(Image element box records)
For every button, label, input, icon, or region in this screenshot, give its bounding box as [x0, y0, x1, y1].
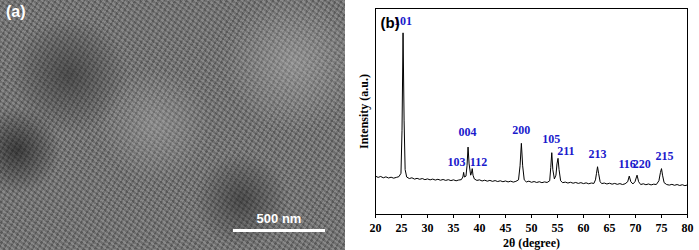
svg-text:50: 50 — [526, 221, 538, 235]
svg-text:105: 105 — [542, 132, 561, 147]
svg-text:211: 211 — [557, 144, 574, 158]
svg-text:004: 004 — [459, 125, 477, 139]
svg-text:60: 60 — [578, 221, 590, 235]
svg-text:30: 30 — [422, 221, 434, 235]
svg-text:20: 20 — [370, 221, 382, 235]
svg-text:2θ (degree): 2θ (degree) — [503, 236, 560, 250]
svg-text:103: 103 — [448, 155, 466, 169]
html-text:500 nm: 500 nm — [256, 211, 302, 226]
svg-text:55: 55 — [552, 221, 564, 235]
svg-text:200: 200 — [512, 123, 530, 137]
svg-text:Intensity (a.u.): Intensity (a.u.) — [357, 74, 371, 149]
svg-text:116: 116 — [618, 156, 636, 171]
svg-text:80: 80 — [682, 221, 694, 235]
html-text:(a): (a) — [6, 3, 26, 20]
svg-text:25: 25 — [396, 221, 408, 235]
svg-text:220: 220 — [633, 157, 651, 171]
svg-text:112: 112 — [470, 155, 487, 169]
svg-text:215: 215 — [656, 149, 674, 163]
svg-text:75: 75 — [656, 221, 668, 235]
svg-text:70: 70 — [630, 221, 642, 235]
svg-text:(b): (b) — [381, 14, 400, 31]
svg-text:101: 101 — [394, 14, 413, 29]
svg-text:35: 35 — [448, 221, 460, 235]
svg-text:45: 45 — [500, 221, 512, 235]
svg-text:213: 213 — [589, 147, 607, 161]
svg-text:40: 40 — [474, 221, 486, 235]
svg-text:65: 65 — [604, 221, 616, 235]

### Stated goal
Recast the material above as a JSON list of strings, one string per line and blank lines left out, from the line with "svg-text:50: 50 — [526, 221, 538, 235]" to the line with "svg-text:30: 30 — [422, 221, 434, 235]", both included. Give only those lines.

### Finished exercise
[
  "svg-text:50: 50 — [526, 221, 538, 235]",
  "svg-text:105: 105 — [542, 132, 561, 147]",
  "svg-text:211: 211 — [557, 144, 574, 158]",
  "svg-text:004: 004 — [459, 125, 477, 139]",
  "svg-text:60: 60 — [578, 221, 590, 235]",
  "svg-text:30: 30 — [422, 221, 434, 235]"
]